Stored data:
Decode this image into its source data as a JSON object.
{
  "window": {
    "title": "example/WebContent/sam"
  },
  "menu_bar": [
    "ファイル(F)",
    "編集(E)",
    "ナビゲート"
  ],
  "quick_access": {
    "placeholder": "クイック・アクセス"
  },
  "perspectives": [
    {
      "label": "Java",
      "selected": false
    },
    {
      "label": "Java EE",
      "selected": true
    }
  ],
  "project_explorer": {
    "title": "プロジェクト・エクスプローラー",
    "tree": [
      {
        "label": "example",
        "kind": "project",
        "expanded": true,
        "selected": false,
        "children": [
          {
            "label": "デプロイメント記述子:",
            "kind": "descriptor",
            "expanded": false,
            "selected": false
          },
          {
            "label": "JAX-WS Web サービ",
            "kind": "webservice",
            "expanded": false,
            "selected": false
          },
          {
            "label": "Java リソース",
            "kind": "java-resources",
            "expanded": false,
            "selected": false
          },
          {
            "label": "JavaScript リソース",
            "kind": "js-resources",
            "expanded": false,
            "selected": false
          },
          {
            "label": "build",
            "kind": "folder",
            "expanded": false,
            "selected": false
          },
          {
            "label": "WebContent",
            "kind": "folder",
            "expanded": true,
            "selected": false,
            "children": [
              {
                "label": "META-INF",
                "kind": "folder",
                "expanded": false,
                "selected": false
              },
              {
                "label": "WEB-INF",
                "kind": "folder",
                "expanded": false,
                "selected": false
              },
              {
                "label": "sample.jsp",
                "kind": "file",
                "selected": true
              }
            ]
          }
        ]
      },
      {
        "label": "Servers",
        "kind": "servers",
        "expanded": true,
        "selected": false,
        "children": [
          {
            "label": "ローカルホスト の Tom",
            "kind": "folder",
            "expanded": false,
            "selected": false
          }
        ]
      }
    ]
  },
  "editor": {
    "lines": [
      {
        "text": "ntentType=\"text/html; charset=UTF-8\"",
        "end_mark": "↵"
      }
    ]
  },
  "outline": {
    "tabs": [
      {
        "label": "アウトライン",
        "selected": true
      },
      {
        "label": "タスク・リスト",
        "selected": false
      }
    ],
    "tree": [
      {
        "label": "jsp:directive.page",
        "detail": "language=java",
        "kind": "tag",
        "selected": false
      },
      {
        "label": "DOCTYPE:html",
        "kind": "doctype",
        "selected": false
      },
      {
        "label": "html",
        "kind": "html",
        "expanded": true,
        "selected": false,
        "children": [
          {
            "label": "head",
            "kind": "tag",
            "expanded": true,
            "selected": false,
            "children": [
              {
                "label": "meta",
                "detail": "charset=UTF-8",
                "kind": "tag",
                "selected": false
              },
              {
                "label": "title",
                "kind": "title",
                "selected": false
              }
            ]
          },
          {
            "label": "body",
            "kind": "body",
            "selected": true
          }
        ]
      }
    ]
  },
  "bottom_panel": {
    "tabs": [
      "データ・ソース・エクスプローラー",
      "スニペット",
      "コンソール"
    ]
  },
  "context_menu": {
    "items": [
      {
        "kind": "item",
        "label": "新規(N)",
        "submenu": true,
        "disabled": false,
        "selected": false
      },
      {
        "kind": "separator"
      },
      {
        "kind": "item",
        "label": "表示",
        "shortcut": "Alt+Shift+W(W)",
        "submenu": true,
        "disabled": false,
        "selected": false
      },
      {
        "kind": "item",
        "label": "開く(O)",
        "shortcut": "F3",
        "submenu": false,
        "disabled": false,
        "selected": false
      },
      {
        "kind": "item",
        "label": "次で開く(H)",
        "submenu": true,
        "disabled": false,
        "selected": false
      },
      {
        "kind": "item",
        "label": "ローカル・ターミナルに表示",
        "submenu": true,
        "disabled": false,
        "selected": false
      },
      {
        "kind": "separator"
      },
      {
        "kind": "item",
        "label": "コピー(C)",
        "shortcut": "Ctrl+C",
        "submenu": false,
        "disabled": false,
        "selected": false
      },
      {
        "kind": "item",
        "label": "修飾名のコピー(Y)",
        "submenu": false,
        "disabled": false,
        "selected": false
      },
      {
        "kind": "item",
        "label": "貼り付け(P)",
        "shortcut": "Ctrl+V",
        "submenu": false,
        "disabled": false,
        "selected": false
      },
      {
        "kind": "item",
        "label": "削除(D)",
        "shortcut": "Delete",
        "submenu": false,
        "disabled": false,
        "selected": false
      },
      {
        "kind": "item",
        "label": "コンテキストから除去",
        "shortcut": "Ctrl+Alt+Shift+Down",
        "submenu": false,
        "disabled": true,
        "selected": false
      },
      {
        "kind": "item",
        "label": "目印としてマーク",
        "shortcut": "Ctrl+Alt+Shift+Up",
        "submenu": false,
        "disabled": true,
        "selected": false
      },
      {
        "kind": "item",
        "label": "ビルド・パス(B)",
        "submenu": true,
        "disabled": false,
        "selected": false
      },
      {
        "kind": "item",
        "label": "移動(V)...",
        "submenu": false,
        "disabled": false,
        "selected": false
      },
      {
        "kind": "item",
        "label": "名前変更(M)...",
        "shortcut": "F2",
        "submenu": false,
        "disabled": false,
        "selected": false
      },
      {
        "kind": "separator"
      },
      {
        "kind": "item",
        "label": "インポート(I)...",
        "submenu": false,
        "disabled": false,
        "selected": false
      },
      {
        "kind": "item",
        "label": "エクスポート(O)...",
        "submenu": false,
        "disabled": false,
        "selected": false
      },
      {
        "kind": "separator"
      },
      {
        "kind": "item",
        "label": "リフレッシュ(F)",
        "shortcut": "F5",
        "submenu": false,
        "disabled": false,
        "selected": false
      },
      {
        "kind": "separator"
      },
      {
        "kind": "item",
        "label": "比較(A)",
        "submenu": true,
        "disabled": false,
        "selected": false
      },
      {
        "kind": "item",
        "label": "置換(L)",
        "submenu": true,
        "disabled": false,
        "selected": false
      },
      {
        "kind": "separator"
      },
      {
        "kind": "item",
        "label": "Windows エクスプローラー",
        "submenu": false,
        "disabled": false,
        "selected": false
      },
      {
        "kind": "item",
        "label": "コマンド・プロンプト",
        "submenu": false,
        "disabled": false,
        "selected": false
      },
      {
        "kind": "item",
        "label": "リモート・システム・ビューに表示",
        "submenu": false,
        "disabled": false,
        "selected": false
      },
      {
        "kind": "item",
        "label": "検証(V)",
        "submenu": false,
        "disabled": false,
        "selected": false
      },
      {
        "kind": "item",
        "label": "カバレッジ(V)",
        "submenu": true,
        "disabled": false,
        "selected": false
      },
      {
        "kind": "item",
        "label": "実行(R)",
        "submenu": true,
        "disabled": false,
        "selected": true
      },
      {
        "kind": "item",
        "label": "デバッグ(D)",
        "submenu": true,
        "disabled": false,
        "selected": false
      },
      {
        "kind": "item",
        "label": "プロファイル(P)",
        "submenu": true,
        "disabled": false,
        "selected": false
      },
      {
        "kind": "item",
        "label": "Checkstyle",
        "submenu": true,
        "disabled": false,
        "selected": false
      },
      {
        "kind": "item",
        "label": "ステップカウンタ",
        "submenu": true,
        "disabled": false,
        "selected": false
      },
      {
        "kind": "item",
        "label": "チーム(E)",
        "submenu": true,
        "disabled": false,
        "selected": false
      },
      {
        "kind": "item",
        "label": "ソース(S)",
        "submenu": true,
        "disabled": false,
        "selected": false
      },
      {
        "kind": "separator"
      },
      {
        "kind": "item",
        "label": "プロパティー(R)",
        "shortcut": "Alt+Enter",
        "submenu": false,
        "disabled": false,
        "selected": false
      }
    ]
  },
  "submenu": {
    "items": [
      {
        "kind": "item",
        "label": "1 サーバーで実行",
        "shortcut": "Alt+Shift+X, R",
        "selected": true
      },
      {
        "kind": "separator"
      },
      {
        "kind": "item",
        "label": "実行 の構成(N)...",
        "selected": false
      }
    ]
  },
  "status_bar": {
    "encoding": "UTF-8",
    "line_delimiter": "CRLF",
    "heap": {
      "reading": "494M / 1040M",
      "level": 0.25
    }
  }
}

* * *

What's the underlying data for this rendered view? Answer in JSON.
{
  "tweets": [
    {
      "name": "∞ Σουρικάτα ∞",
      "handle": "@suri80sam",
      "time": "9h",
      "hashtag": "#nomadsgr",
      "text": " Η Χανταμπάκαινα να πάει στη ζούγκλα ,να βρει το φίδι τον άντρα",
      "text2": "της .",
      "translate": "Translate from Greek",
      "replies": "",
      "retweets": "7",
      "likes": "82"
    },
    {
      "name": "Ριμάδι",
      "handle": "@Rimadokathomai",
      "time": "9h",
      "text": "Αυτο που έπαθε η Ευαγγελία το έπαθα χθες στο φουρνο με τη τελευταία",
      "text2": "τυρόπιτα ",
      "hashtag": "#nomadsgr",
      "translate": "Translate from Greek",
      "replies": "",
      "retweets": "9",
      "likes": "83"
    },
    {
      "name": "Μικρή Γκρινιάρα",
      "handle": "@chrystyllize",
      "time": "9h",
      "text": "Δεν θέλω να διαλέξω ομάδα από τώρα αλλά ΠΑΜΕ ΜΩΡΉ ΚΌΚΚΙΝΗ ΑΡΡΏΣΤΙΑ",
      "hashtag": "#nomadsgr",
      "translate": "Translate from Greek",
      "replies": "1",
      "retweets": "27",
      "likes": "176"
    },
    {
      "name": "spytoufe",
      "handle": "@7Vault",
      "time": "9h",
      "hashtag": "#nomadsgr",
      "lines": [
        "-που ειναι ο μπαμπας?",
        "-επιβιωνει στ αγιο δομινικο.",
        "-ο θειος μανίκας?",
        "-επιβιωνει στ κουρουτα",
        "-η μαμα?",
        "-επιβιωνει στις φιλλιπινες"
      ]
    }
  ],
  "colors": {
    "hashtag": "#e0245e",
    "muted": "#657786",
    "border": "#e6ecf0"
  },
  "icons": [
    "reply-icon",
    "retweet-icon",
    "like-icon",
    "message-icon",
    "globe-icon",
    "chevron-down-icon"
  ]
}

**Your task:**
Choose all lines containing the string "επιβιωνει" and copy them out.

**Worked solution:**
        "-επιβιωνει στ αγιο δομινικο.",
        "-επιβιωνει στ κουρουτα",
        "-επιβιωνει στις φιλλιπινες"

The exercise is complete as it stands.